§ **GIVEN PROBLEM**
Restate all of the entries exactly, dropping any pictures they hold.

┌─ MATERIAL FOR THE TASK

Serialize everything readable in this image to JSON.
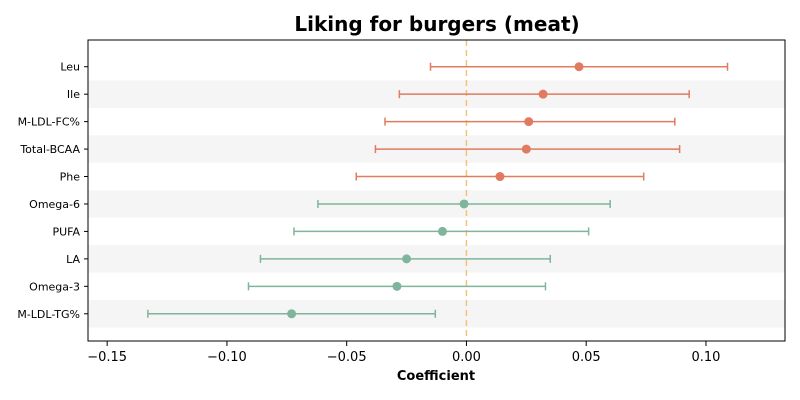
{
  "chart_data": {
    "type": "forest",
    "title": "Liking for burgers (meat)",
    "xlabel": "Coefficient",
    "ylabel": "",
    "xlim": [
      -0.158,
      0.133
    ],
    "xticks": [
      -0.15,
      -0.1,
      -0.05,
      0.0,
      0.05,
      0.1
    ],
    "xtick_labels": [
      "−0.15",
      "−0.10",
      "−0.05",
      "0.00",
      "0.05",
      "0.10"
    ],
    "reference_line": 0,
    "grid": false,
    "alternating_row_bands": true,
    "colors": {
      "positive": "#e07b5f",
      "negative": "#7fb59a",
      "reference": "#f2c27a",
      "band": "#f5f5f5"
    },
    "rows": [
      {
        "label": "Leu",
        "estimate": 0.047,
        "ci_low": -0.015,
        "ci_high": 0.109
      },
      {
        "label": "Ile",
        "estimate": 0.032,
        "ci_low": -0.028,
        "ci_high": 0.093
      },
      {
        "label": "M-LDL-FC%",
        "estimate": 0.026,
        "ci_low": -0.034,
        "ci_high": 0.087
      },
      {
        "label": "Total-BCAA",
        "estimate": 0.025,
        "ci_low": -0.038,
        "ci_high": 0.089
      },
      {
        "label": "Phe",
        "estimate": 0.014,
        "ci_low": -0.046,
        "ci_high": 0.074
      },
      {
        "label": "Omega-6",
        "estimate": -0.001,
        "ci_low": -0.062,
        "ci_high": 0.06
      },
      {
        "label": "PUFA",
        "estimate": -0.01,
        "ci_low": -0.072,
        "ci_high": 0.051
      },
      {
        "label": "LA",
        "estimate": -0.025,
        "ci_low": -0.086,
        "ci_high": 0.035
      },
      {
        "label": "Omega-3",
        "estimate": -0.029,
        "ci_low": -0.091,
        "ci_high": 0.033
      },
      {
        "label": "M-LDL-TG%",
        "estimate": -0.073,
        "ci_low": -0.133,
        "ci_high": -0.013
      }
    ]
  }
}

└─

§ **WRITTEN SOLUTION**
Serialize everything readable in this image to JSON.
{
  "chart_data": {
    "type": "forest",
    "title": "Liking for burgers (meat)",
    "xlabel": "Coefficient",
    "ylabel": "",
    "xlim": [
      -0.158,
      0.133
    ],
    "xticks": [
      -0.15,
      -0.1,
      -0.05,
      0.0,
      0.05,
      0.1
    ],
    "xtick_labels": [
      "−0.15",
      "−0.10",
      "−0.05",
      "0.00",
      "0.05",
      "0.10"
    ],
    "reference_line": 0,
    "grid": false,
    "alternating_row_bands": true,
    "colors": {
      "positive": "#e07b5f",
      "negative": "#7fb59a",
      "reference": "#f2c27a",
      "band": "#f5f5f5"
    },
    "rows": [
      {
        "label": "Leu",
        "estimate": 0.047,
        "ci_low": -0.015,
        "ci_high": 0.109
      },
      {
        "label": "Ile",
        "estimate": 0.032,
        "ci_low": -0.028,
        "ci_high": 0.093
      },
      {
        "label": "M-LDL-FC%",
        "estimate": 0.026,
        "ci_low": -0.034,
        "ci_high": 0.087
      },
      {
        "label": "Total-BCAA",
        "estimate": 0.025,
        "ci_low": -0.038,
        "ci_high": 0.089
      },
      {
        "label": "Phe",
        "estimate": 0.014,
        "ci_low": -0.046,
        "ci_high": 0.074
      },
      {
        "label": "Omega-6",
        "estimate": -0.001,
        "ci_low": -0.062,
        "ci_high": 0.06
      },
      {
        "label": "PUFA",
        "estimate": -0.01,
        "ci_low": -0.072,
        "ci_high": 0.051
      },
      {
        "label": "LA",
        "estimate": -0.025,
        "ci_low": -0.086,
        "ci_high": 0.035
      },
      {
        "label": "Omega-3",
        "estimate": -0.029,
        "ci_low": -0.091,
        "ci_high": 0.033
      },
      {
        "label": "M-LDL-TG%",
        "estimate": -0.073,
        "ci_low": -0.133,
        "ci_high": -0.013
      }
    ]
  }
}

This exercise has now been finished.